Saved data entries

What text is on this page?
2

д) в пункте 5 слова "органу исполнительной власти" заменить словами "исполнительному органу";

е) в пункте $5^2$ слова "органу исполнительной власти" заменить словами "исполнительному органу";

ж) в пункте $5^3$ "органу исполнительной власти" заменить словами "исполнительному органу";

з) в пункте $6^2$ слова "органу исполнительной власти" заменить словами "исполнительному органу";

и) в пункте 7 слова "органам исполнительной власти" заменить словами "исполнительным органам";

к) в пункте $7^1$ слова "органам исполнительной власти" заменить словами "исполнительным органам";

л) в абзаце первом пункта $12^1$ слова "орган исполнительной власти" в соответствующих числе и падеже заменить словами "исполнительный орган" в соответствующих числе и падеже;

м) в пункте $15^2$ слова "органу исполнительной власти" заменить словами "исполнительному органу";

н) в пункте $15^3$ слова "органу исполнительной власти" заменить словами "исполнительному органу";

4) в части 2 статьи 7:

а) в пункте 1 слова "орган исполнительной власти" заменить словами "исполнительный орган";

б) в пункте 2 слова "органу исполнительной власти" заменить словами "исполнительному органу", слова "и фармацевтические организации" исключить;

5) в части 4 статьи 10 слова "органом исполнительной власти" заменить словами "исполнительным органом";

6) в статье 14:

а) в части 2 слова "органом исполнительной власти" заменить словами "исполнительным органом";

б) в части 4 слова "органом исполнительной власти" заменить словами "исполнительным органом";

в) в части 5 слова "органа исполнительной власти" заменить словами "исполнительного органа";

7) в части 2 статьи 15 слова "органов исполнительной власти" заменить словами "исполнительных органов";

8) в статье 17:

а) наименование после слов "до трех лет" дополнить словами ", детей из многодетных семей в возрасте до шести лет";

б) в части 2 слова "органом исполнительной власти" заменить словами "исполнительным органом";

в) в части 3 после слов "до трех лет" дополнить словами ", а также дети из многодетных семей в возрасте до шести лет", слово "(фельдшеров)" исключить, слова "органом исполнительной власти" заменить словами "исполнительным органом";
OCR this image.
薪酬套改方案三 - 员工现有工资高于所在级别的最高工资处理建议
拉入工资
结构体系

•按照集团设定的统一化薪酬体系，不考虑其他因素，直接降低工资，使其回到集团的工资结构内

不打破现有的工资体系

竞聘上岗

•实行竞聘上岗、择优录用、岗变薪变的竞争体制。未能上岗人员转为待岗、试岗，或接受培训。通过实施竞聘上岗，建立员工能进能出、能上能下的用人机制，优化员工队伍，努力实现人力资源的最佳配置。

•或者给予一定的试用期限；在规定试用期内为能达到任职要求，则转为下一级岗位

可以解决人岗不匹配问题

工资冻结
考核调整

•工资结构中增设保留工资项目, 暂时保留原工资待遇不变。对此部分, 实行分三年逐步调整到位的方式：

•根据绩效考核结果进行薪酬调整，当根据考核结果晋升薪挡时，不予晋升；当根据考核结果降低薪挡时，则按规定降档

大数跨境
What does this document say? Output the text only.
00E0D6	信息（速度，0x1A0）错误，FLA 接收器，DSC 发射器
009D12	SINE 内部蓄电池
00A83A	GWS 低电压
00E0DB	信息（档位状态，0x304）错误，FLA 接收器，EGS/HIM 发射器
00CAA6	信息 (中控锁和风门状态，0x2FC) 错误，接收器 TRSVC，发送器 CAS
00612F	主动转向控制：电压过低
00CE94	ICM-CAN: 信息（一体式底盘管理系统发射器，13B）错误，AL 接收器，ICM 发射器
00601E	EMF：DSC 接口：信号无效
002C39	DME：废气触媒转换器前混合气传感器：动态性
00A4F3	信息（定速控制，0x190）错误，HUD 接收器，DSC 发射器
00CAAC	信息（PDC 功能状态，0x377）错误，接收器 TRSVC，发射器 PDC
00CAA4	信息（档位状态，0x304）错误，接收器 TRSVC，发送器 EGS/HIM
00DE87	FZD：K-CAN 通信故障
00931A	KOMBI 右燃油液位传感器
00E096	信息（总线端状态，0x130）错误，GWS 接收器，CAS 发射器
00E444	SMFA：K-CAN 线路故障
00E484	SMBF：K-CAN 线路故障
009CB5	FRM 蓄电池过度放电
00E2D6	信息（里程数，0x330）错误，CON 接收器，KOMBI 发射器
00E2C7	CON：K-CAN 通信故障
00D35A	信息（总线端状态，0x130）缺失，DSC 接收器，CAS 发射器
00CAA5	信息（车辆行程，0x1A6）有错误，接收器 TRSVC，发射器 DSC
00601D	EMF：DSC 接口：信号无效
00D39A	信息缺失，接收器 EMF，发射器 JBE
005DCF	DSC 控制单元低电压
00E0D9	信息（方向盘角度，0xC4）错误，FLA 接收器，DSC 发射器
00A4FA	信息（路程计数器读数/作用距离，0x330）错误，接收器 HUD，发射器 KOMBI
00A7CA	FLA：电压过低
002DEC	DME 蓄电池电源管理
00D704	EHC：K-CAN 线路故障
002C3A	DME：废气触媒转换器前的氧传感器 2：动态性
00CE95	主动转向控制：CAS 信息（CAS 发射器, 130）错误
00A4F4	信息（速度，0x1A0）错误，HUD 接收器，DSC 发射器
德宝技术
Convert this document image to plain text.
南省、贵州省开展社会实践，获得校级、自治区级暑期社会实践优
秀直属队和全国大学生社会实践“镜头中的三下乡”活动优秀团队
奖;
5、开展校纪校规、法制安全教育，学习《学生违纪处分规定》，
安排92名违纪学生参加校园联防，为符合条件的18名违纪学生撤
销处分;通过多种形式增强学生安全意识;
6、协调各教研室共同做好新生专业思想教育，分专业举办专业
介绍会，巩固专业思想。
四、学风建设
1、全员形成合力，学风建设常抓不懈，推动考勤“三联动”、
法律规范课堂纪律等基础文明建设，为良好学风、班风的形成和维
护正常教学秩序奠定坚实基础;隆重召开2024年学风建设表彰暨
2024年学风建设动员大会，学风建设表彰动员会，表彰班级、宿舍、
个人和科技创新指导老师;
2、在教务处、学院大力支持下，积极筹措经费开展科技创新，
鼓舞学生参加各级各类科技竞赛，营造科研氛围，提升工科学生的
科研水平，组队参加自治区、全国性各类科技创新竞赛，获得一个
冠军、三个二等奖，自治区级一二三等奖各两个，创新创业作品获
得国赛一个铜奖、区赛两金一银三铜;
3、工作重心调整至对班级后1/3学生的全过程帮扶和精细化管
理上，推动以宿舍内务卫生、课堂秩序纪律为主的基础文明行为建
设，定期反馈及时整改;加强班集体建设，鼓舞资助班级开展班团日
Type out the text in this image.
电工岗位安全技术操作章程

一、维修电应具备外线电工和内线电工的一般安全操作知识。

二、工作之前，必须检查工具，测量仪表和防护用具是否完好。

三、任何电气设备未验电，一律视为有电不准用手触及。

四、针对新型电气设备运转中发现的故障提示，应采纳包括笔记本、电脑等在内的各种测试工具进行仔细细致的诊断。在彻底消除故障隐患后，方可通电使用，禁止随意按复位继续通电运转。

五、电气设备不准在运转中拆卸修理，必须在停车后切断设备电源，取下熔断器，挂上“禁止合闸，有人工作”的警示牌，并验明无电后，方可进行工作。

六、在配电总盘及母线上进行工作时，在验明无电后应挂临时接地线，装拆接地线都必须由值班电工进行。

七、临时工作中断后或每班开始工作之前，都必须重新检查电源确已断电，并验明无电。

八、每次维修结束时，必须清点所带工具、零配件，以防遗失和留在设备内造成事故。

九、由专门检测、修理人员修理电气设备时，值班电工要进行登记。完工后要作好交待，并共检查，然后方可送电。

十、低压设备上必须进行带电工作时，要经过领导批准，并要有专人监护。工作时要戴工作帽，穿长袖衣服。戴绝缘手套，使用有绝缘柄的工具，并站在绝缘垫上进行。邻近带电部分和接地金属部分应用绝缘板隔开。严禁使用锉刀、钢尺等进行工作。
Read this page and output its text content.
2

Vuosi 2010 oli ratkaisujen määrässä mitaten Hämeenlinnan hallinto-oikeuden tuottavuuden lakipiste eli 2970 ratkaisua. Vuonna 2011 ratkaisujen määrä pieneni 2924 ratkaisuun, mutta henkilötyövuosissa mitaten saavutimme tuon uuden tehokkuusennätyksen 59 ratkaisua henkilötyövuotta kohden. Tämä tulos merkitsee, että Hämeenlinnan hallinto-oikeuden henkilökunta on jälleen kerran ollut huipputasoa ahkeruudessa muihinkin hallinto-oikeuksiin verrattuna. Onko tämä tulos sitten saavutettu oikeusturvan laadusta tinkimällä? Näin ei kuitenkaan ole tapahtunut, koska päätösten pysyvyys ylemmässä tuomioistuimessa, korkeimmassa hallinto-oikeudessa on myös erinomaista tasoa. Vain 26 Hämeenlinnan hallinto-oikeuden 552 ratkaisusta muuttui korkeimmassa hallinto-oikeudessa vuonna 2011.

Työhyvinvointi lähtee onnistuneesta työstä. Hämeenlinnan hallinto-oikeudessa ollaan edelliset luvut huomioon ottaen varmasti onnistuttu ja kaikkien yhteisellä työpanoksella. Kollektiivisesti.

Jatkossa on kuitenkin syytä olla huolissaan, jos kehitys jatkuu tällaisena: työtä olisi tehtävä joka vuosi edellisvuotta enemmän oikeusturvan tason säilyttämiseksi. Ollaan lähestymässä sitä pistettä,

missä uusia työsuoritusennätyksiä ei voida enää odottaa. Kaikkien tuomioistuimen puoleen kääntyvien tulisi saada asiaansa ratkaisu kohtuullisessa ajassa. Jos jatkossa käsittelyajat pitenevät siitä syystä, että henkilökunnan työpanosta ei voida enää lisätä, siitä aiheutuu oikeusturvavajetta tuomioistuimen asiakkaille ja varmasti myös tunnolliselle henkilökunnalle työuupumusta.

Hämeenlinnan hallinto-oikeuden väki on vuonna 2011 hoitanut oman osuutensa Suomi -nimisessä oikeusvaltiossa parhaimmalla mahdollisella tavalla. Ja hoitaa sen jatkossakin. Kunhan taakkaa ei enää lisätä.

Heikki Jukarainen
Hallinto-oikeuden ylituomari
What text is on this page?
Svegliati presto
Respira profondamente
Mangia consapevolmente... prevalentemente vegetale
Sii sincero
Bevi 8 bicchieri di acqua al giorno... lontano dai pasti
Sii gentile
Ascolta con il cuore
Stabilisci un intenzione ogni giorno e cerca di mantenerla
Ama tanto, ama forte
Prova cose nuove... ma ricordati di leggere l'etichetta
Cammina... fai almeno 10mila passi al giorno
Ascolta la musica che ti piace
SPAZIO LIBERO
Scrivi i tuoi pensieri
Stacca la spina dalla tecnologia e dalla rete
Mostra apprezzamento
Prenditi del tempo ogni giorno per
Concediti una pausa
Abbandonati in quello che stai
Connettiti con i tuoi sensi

Exercise task: Find every line that has "档位状态" in it, then return those lines.

Exercise response:
00E0DB	信息（档位状态，0x304）错误，FLA 接收器，EGS/HIM 发射器
00CAA4	信息（档位状态，0x304）错误，接收器 TRSVC，发送器 EGS/HIM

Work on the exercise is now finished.